Some records:

—————

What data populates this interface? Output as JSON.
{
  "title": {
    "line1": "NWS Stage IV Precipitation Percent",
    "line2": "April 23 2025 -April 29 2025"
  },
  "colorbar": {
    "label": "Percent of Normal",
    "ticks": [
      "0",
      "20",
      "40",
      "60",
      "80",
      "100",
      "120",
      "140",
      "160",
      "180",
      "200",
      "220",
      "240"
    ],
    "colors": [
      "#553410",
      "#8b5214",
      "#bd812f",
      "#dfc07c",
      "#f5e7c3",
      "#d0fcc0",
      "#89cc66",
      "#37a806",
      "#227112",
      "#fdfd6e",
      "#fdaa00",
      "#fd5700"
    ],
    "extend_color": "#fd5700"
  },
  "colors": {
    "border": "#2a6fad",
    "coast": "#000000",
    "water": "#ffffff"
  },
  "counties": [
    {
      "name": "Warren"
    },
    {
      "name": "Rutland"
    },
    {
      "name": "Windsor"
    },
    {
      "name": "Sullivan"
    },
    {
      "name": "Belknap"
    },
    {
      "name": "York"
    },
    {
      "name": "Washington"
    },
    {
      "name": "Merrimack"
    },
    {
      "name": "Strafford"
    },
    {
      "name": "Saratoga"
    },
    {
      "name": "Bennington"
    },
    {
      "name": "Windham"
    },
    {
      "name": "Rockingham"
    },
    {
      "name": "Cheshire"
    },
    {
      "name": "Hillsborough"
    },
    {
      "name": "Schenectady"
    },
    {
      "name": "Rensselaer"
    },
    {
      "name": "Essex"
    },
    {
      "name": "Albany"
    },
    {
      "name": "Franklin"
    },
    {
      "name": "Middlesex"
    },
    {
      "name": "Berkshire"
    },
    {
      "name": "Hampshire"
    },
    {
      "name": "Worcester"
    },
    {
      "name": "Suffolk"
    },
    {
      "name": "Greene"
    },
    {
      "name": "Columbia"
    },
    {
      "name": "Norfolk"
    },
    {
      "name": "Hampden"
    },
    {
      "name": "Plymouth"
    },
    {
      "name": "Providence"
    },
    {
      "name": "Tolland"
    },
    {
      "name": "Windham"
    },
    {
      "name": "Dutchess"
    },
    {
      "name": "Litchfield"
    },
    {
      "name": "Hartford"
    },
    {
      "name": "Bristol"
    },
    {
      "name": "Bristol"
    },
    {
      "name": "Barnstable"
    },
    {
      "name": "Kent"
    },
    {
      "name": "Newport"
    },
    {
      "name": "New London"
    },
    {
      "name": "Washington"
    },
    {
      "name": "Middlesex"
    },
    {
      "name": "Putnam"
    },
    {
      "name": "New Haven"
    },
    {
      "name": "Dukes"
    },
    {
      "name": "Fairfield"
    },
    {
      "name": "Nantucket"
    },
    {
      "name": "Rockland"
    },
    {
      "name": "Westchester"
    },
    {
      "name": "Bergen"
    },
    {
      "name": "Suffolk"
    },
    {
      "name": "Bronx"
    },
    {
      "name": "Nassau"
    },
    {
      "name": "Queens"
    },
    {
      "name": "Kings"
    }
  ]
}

—————

Return, from the data, each line that has the word "Percent" in it.

    "line1": "NWS Stage IV Precipitation Percent",
    "label": "Percent of Normal",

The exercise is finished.